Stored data
_ _ _ _

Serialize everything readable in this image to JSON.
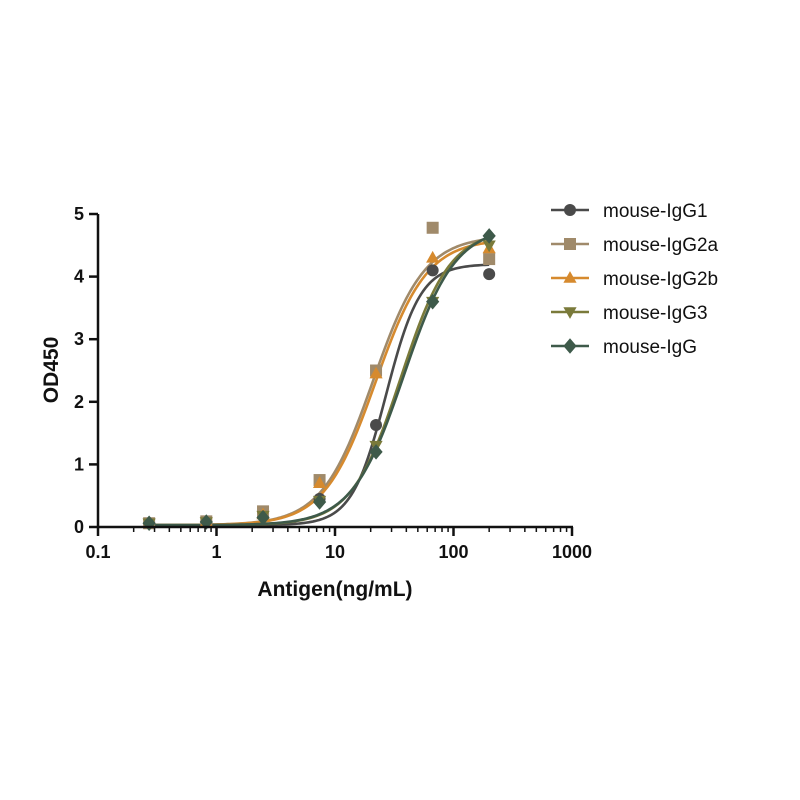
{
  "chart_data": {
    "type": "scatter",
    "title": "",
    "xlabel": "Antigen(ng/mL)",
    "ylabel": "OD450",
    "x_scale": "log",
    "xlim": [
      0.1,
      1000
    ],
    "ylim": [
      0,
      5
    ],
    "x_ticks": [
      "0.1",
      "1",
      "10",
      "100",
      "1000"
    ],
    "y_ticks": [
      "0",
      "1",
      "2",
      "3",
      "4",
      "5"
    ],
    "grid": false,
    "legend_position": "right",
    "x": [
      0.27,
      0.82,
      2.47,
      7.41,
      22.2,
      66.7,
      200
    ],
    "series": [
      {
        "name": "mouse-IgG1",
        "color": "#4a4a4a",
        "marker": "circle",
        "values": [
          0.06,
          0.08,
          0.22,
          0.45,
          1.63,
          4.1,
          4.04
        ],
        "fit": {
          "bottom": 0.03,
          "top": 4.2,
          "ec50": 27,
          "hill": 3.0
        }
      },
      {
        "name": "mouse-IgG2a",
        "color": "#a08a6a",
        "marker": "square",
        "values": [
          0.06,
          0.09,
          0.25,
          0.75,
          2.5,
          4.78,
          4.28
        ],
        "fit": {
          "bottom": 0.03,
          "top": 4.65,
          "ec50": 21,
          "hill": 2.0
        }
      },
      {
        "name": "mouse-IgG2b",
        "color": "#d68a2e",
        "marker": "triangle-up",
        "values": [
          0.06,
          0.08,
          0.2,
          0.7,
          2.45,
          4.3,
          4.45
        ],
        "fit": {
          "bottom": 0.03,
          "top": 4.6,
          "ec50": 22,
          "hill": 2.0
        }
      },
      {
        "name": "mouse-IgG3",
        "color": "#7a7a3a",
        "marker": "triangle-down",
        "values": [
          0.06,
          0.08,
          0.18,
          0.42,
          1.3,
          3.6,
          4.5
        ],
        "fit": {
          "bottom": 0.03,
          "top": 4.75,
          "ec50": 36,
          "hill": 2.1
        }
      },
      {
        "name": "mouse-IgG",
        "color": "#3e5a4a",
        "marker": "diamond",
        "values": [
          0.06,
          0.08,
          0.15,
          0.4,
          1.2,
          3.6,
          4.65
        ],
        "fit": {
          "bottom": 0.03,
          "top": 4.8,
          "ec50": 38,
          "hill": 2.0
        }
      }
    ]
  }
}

_ _ _ _

Set problem → Quote the records in full and exactly; skip any image.

Task answer →
Serialize everything readable in this image to JSON.
{
  "chart_data": {
    "type": "scatter",
    "title": "",
    "xlabel": "Antigen(ng/mL)",
    "ylabel": "OD450",
    "x_scale": "log",
    "xlim": [
      0.1,
      1000
    ],
    "ylim": [
      0,
      5
    ],
    "x_ticks": [
      "0.1",
      "1",
      "10",
      "100",
      "1000"
    ],
    "y_ticks": [
      "0",
      "1",
      "2",
      "3",
      "4",
      "5"
    ],
    "grid": false,
    "legend_position": "right",
    "x": [
      0.27,
      0.82,
      2.47,
      7.41,
      22.2,
      66.7,
      200
    ],
    "series": [
      {
        "name": "mouse-IgG1",
        "color": "#4a4a4a",
        "marker": "circle",
        "values": [
          0.06,
          0.08,
          0.22,
          0.45,
          1.63,
          4.1,
          4.04
        ],
        "fit": {
          "bottom": 0.03,
          "top": 4.2,
          "ec50": 27,
          "hill": 3.0
        }
      },
      {
        "name": "mouse-IgG2a",
        "color": "#a08a6a",
        "marker": "square",
        "values": [
          0.06,
          0.09,
          0.25,
          0.75,
          2.5,
          4.78,
          4.28
        ],
        "fit": {
          "bottom": 0.03,
          "top": 4.65,
          "ec50": 21,
          "hill": 2.0
        }
      },
      {
        "name": "mouse-IgG2b",
        "color": "#d68a2e",
        "marker": "triangle-up",
        "values": [
          0.06,
          0.08,
          0.2,
          0.7,
          2.45,
          4.3,
          4.45
        ],
        "fit": {
          "bottom": 0.03,
          "top": 4.6,
          "ec50": 22,
          "hill": 2.0
        }
      },
      {
        "name": "mouse-IgG3",
        "color": "#7a7a3a",
        "marker": "triangle-down",
        "values": [
          0.06,
          0.08,
          0.18,
          0.42,
          1.3,
          3.6,
          4.5
        ],
        "fit": {
          "bottom": 0.03,
          "top": 4.75,
          "ec50": 36,
          "hill": 2.1
        }
      },
      {
        "name": "mouse-IgG",
        "color": "#3e5a4a",
        "marker": "diamond",
        "values": [
          0.06,
          0.08,
          0.15,
          0.4,
          1.2,
          3.6,
          4.65
        ],
        "fit": {
          "bottom": 0.03,
          "top": 4.8,
          "ec50": 38,
          "hill": 2.0
        }
      }
    ]
  }
}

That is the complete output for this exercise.